• [What you will do] Pick out each line containing the string "content".

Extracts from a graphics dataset
+---+

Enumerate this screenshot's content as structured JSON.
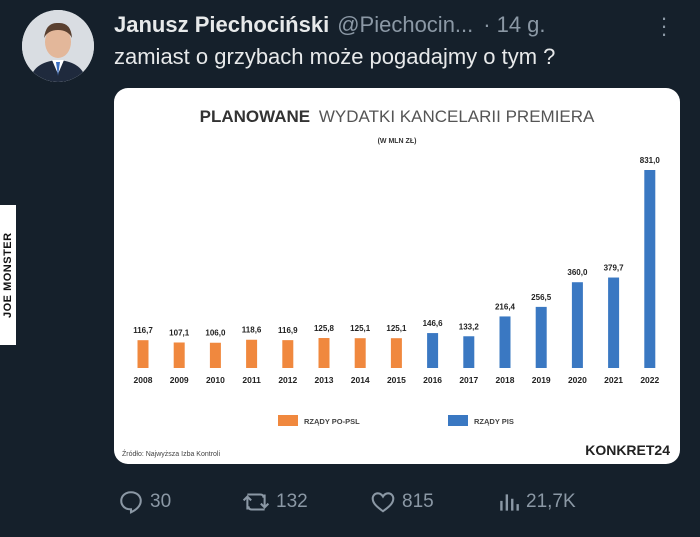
{
  "author": {
    "name": "Janusz Piechociński",
    "handle": "@Piechocin...",
    "time": "14 g."
  },
  "tweet": {
    "text": "zamiast o grzybach może pogadajmy o tym ?"
  },
  "watermark": "JOE MONSTER",
  "actions": {
    "replies": "30",
    "retweets": "132",
    "likes": "815",
    "views": "21,7K"
  },
  "colors": {
    "orange": "#f0883e",
    "blue": "#3a78c2"
  },
  "chart_data": {
    "type": "bar",
    "title_part1": "PLANOWANE",
    "title_part2": "WYDATKI KANCELARII PREMIERA",
    "subtitle": "(W MLN ZŁ)",
    "categories": [
      "2008",
      "2009",
      "2010",
      "2011",
      "2012",
      "2013",
      "2014",
      "2015",
      "2016",
      "2017",
      "2018",
      "2019",
      "2020",
      "2021",
      "2022"
    ],
    "values": [
      116.7,
      107.1,
      106.0,
      118.6,
      116.9,
      125.8,
      125.1,
      125.1,
      146.6,
      133.2,
      216.4,
      256.5,
      360.0,
      379.7,
      831.0
    ],
    "value_labels": [
      "116,7",
      "107,1",
      "106,0",
      "118,6",
      "116,9",
      "125,8",
      "125,1",
      "125,1",
      "146,6",
      "133,2",
      "216,4",
      "256,5",
      "360,0",
      "379,7",
      "831,0"
    ],
    "groups": [
      "orange",
      "orange",
      "orange",
      "orange",
      "orange",
      "orange",
      "orange",
      "orange",
      "blue",
      "blue",
      "blue",
      "blue",
      "blue",
      "blue",
      "blue"
    ],
    "legend": [
      {
        "label": "RZĄDY PO-PSL",
        "color": "orange"
      },
      {
        "label": "RZĄDY PIS",
        "color": "blue"
      }
    ],
    "source": "Źródło: Najwyższa Izba Kontroli",
    "brand": "KONKRET24",
    "ylim": [
      0,
      831
    ]
  }
}
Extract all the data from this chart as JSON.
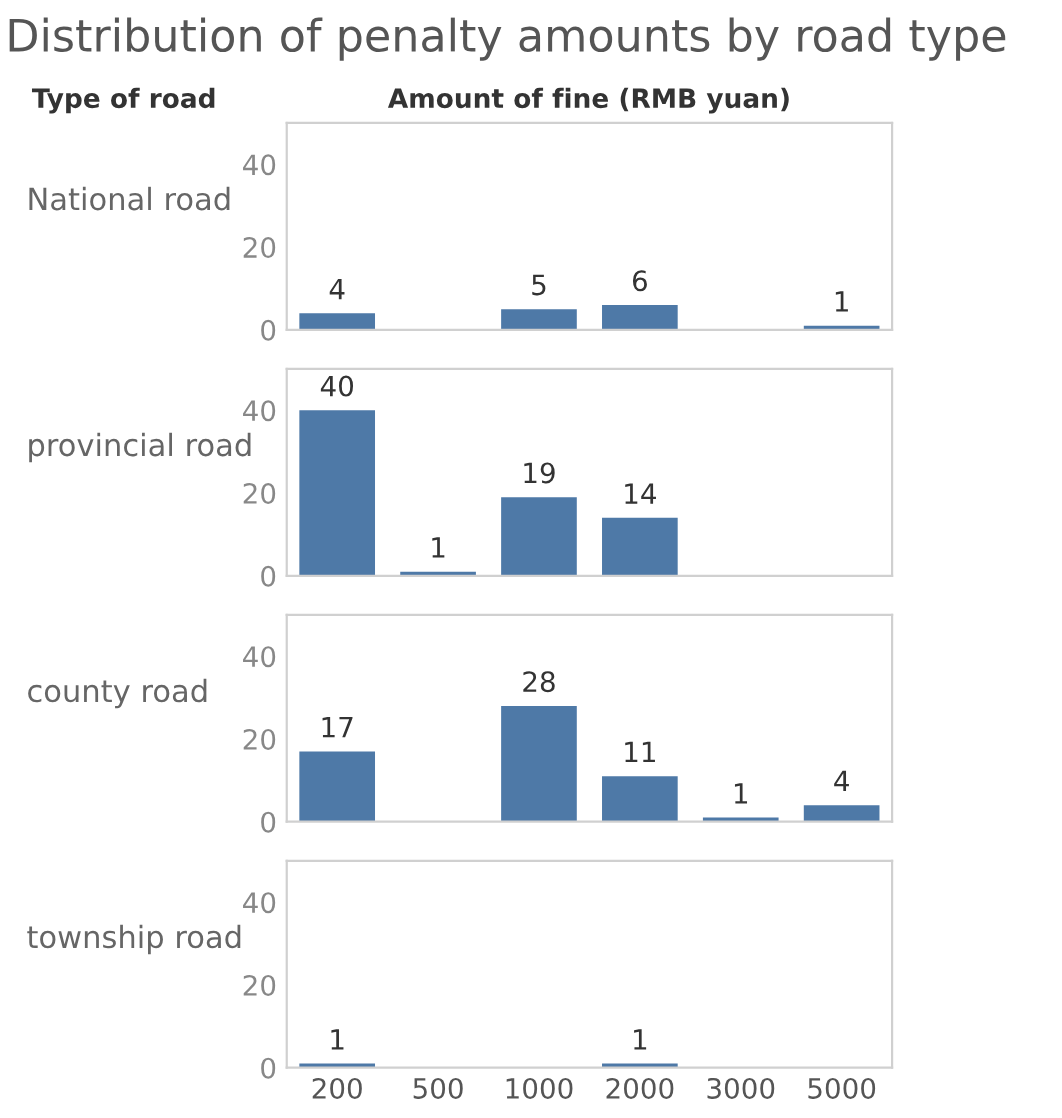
{
  "chart_data": [
    {
      "type": "bar",
      "title": "Distribution of penalty amounts by road type",
      "annotations": [
        "Type of road",
        "Amount of fine (RMB yuan)"
      ],
      "ylabel": "National road",
      "categories": [
        "200",
        "500",
        "1000",
        "2000",
        "3000",
        "5000"
      ],
      "values": [
        4,
        null,
        5,
        6,
        null,
        1
      ],
      "color": "#4e79a7",
      "ylim": [
        0,
        50
      ],
      "yticks": [
        0,
        20,
        40
      ],
      "data_labels": true,
      "tick_labels": "y",
      "grid": false
    },
    {
      "type": "bar",
      "ylabel": "provincial road",
      "categories": [
        "200",
        "500",
        "1000",
        "2000",
        "3000",
        "5000"
      ],
      "values": [
        40,
        1,
        19,
        14,
        null,
        null
      ],
      "color": "#4e79a7",
      "ylim": [
        0,
        50
      ],
      "yticks": [
        0,
        20,
        40
      ],
      "data_labels": true,
      "tick_labels": "y",
      "grid": false
    },
    {
      "type": "bar",
      "ylabel": "county road",
      "categories": [
        "200",
        "500",
        "1000",
        "2000",
        "3000",
        "5000"
      ],
      "values": [
        17,
        null,
        28,
        11,
        1,
        4
      ],
      "color": "#4e79a7",
      "ylim": [
        0,
        50
      ],
      "yticks": [
        0,
        20,
        40
      ],
      "data_labels": true,
      "tick_labels": "y",
      "grid": false
    },
    {
      "type": "bar",
      "ylabel": "township road",
      "categories": [
        "200",
        "500",
        "1000",
        "2000",
        "3000",
        "5000"
      ],
      "values": [
        1,
        null,
        null,
        1,
        null,
        null
      ],
      "color": "#4e79a7",
      "ylim": [
        0,
        50
      ],
      "yticks": [
        0,
        20,
        40
      ],
      "data_labels": true,
      "grid": false
    }
  ]
}
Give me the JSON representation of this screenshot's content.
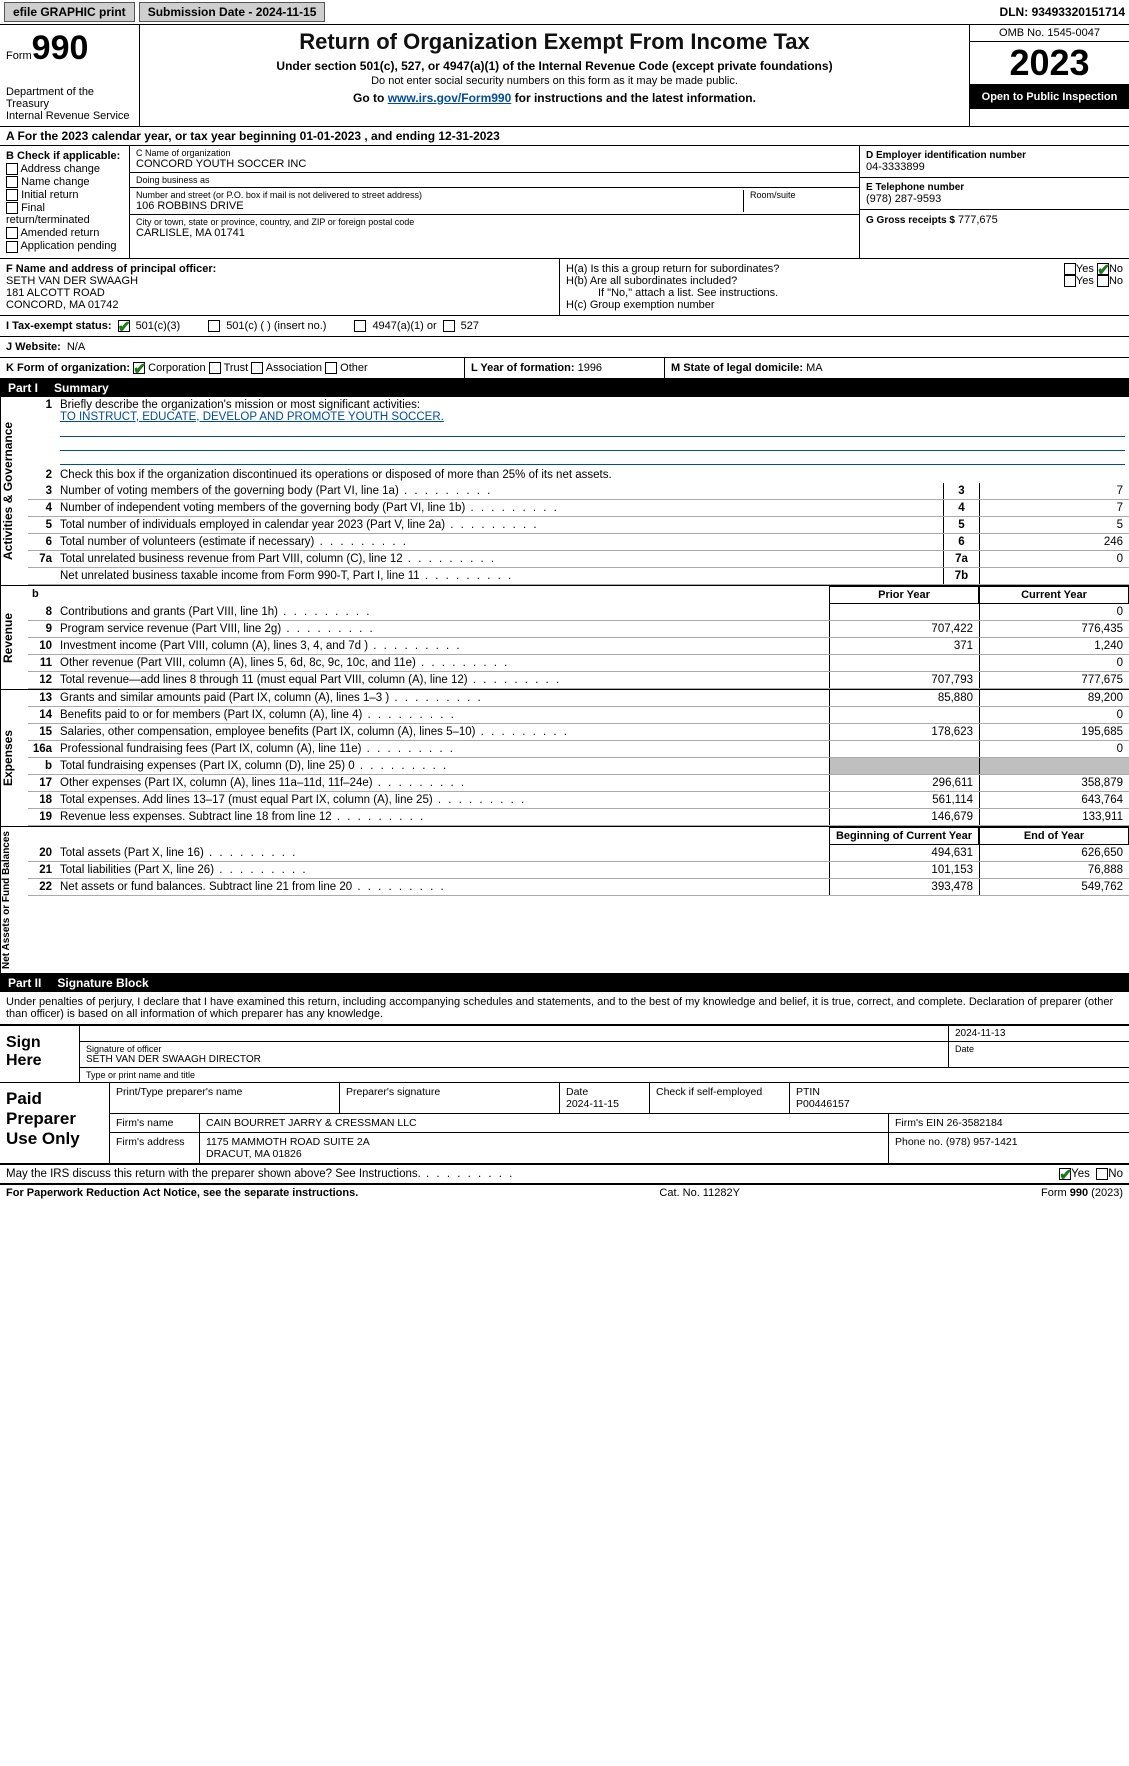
{
  "topbar": {
    "efile": "efile GRAPHIC print",
    "submission": "Submission Date - 2024-11-15",
    "dln_label": "DLN:",
    "dln": "93493320151714"
  },
  "header": {
    "form_word": "Form",
    "form_num": "990",
    "title": "Return of Organization Exempt From Income Tax",
    "sub1": "Under section 501(c), 527, or 4947(a)(1) of the Internal Revenue Code (except private foundations)",
    "sub2": "Do not enter social security numbers on this form as it may be made public.",
    "sub3_pre": "Go to ",
    "sub3_link": "www.irs.gov/Form990",
    "sub3_post": " for instructions and the latest information.",
    "dept": "Department of the Treasury",
    "irs": "Internal Revenue Service",
    "omb": "OMB No. 1545-0047",
    "year": "2023",
    "open": "Open to Public Inspection"
  },
  "lineA": "A For the 2023 calendar year, or tax year beginning 01-01-2023    , and ending 12-31-2023",
  "boxB": {
    "hdr": "B Check if applicable:",
    "opts": [
      "Address change",
      "Name change",
      "Initial return",
      "Final return/terminated",
      "Amended return",
      "Application pending"
    ]
  },
  "boxC": {
    "name_lbl": "C Name of organization",
    "name": "CONCORD YOUTH SOCCER INC",
    "dba_lbl": "Doing business as",
    "dba": "",
    "street_lbl": "Number and street (or P.O. box if mail is not delivered to street address)",
    "street": "106 ROBBINS DRIVE",
    "room_lbl": "Room/suite",
    "city_lbl": "City or town, state or province, country, and ZIP or foreign postal code",
    "city": "CARLISLE, MA  01741"
  },
  "boxD": {
    "lbl": "D Employer identification number",
    "val": "04-3333899"
  },
  "boxE": {
    "lbl": "E Telephone number",
    "val": "(978) 287-9593"
  },
  "boxG": {
    "lbl": "G Gross receipts $",
    "val": "777,675"
  },
  "boxF": {
    "lbl": "F  Name and address of principal officer:",
    "name": "SETH VAN DER SWAAGH",
    "addr1": "181 ALCOTT ROAD",
    "addr2": "CONCORD, MA  01742"
  },
  "boxH": {
    "a": "H(a)  Is this a group return for subordinates?",
    "b": "H(b)  Are all subordinates included?",
    "b_note": "If \"No,\" attach a list. See instructions.",
    "c": "H(c)  Group exemption number",
    "yes": "Yes",
    "no": "No"
  },
  "boxI": {
    "lbl": "I   Tax-exempt status:",
    "o1": "501(c)(3)",
    "o2": "501(c) (  ) (insert no.)",
    "o3": "4947(a)(1) or",
    "o4": "527"
  },
  "boxJ": {
    "lbl": "J   Website:",
    "val": "N/A"
  },
  "boxK": {
    "lbl": "K Form of organization:",
    "opts": [
      "Corporation",
      "Trust",
      "Association",
      "Other"
    ]
  },
  "boxL": {
    "lbl": "L Year of formation:",
    "val": "1996"
  },
  "boxM": {
    "lbl": "M State of legal domicile:",
    "val": "MA"
  },
  "part1": {
    "num": "Part I",
    "title": "Summary"
  },
  "mission": {
    "lbl": "Briefly describe the organization's mission or most significant activities:",
    "text": "TO INSTRUCT, EDUCATE, DEVELOP AND PROMOTE YOUTH SOCCER."
  },
  "line2": "Check this box      if the organization discontinued its operations or disposed of more than 25% of its net assets.",
  "gov": [
    {
      "n": "3",
      "d": "Number of voting members of the governing body (Part VI, line 1a)",
      "bn": "3",
      "v": "7"
    },
    {
      "n": "4",
      "d": "Number of independent voting members of the governing body (Part VI, line 1b)",
      "bn": "4",
      "v": "7"
    },
    {
      "n": "5",
      "d": "Total number of individuals employed in calendar year 2023 (Part V, line 2a)",
      "bn": "5",
      "v": "5"
    },
    {
      "n": "6",
      "d": "Total number of volunteers (estimate if necessary)",
      "bn": "6",
      "v": "246"
    },
    {
      "n": "7a",
      "d": "Total unrelated business revenue from Part VIII, column (C), line 12",
      "bn": "7a",
      "v": "0"
    },
    {
      "n": "",
      "d": "Net unrelated business taxable income from Form 990-T, Part I, line 11",
      "bn": "7b",
      "v": ""
    }
  ],
  "rev_hdr_b": "b",
  "col_prior": "Prior Year",
  "col_current": "Current Year",
  "col_begin": "Beginning of Current Year",
  "col_end": "End of Year",
  "revenue": [
    {
      "n": "8",
      "d": "Contributions and grants (Part VIII, line 1h)",
      "p": "",
      "c": "0"
    },
    {
      "n": "9",
      "d": "Program service revenue (Part VIII, line 2g)",
      "p": "707,422",
      "c": "776,435"
    },
    {
      "n": "10",
      "d": "Investment income (Part VIII, column (A), lines 3, 4, and 7d )",
      "p": "371",
      "c": "1,240"
    },
    {
      "n": "11",
      "d": "Other revenue (Part VIII, column (A), lines 5, 6d, 8c, 9c, 10c, and 11e)",
      "p": "",
      "c": "0"
    },
    {
      "n": "12",
      "d": "Total revenue—add lines 8 through 11 (must equal Part VIII, column (A), line 12)",
      "p": "707,793",
      "c": "777,675"
    }
  ],
  "expenses": [
    {
      "n": "13",
      "d": "Grants and similar amounts paid (Part IX, column (A), lines 1–3 )",
      "p": "85,880",
      "c": "89,200"
    },
    {
      "n": "14",
      "d": "Benefits paid to or for members (Part IX, column (A), line 4)",
      "p": "",
      "c": "0"
    },
    {
      "n": "15",
      "d": "Salaries, other compensation, employee benefits (Part IX, column (A), lines 5–10)",
      "p": "178,623",
      "c": "195,685"
    },
    {
      "n": "16a",
      "d": "Professional fundraising fees (Part IX, column (A), line 11e)",
      "p": "",
      "c": "0"
    },
    {
      "n": "b",
      "d": "Total fundraising expenses (Part IX, column (D), line 25) 0",
      "p": "shade",
      "c": "shade"
    },
    {
      "n": "17",
      "d": "Other expenses (Part IX, column (A), lines 11a–11d, 11f–24e)",
      "p": "296,611",
      "c": "358,879"
    },
    {
      "n": "18",
      "d": "Total expenses. Add lines 13–17 (must equal Part IX, column (A), line 25)",
      "p": "561,114",
      "c": "643,764"
    },
    {
      "n": "19",
      "d": "Revenue less expenses. Subtract line 18 from line 12",
      "p": "146,679",
      "c": "133,911"
    }
  ],
  "netassets": [
    {
      "n": "20",
      "d": "Total assets (Part X, line 16)",
      "p": "494,631",
      "c": "626,650"
    },
    {
      "n": "21",
      "d": "Total liabilities (Part X, line 26)",
      "p": "101,153",
      "c": "76,888"
    },
    {
      "n": "22",
      "d": "Net assets or fund balances. Subtract line 21 from line 20",
      "p": "393,478",
      "c": "549,762"
    }
  ],
  "side": {
    "gov": "Activities & Governance",
    "rev": "Revenue",
    "exp": "Expenses",
    "net": "Net Assets or Fund Balances"
  },
  "part2": {
    "num": "Part II",
    "title": "Signature Block"
  },
  "perjury": "Under penalties of perjury, I declare that I have examined this return, including accompanying schedules and statements, and to the best of my knowledge and belief, it is true, correct, and complete. Declaration of preparer (other than officer) is based on all information of which preparer has any knowledge.",
  "sign": {
    "here": "Sign Here",
    "sig_lbl": "Signature of officer",
    "date_lbl": "Date",
    "date": "2024-11-13",
    "name": "SETH VAN DER SWAAGH  DIRECTOR",
    "type_lbl": "Type or print name and title"
  },
  "prep": {
    "label": "Paid Preparer Use Only",
    "h1": "Print/Type preparer's name",
    "h2": "Preparer's signature",
    "h3": "Date",
    "date": "2024-11-15",
    "h4": "Check       if self-employed",
    "h5": "PTIN",
    "ptin": "P00446157",
    "firm_name_lbl": "Firm's name",
    "firm_name": "CAIN BOURRET JARRY & CRESSMAN LLC",
    "firm_ein_lbl": "Firm's EIN",
    "firm_ein": "26-3582184",
    "firm_addr_lbl": "Firm's address",
    "firm_addr1": "1175 MAMMOTH ROAD SUITE 2A",
    "firm_addr2": "DRACUT, MA  01826",
    "phone_lbl": "Phone no.",
    "phone": "(978) 957-1421"
  },
  "discuss": {
    "q": "May the IRS discuss this return with the preparer shown above? See Instructions.",
    "yes": "Yes",
    "no": "No"
  },
  "footer": {
    "left": "For Paperwork Reduction Act Notice, see the separate instructions.",
    "mid": "Cat. No. 11282Y",
    "right_pre": "Form ",
    "right_form": "990",
    "right_post": " (2023)"
  }
}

+---+

• [Response]
Enumerate this screenshot's content as structured JSON.
Give me the JSON representation of this screenshot's content.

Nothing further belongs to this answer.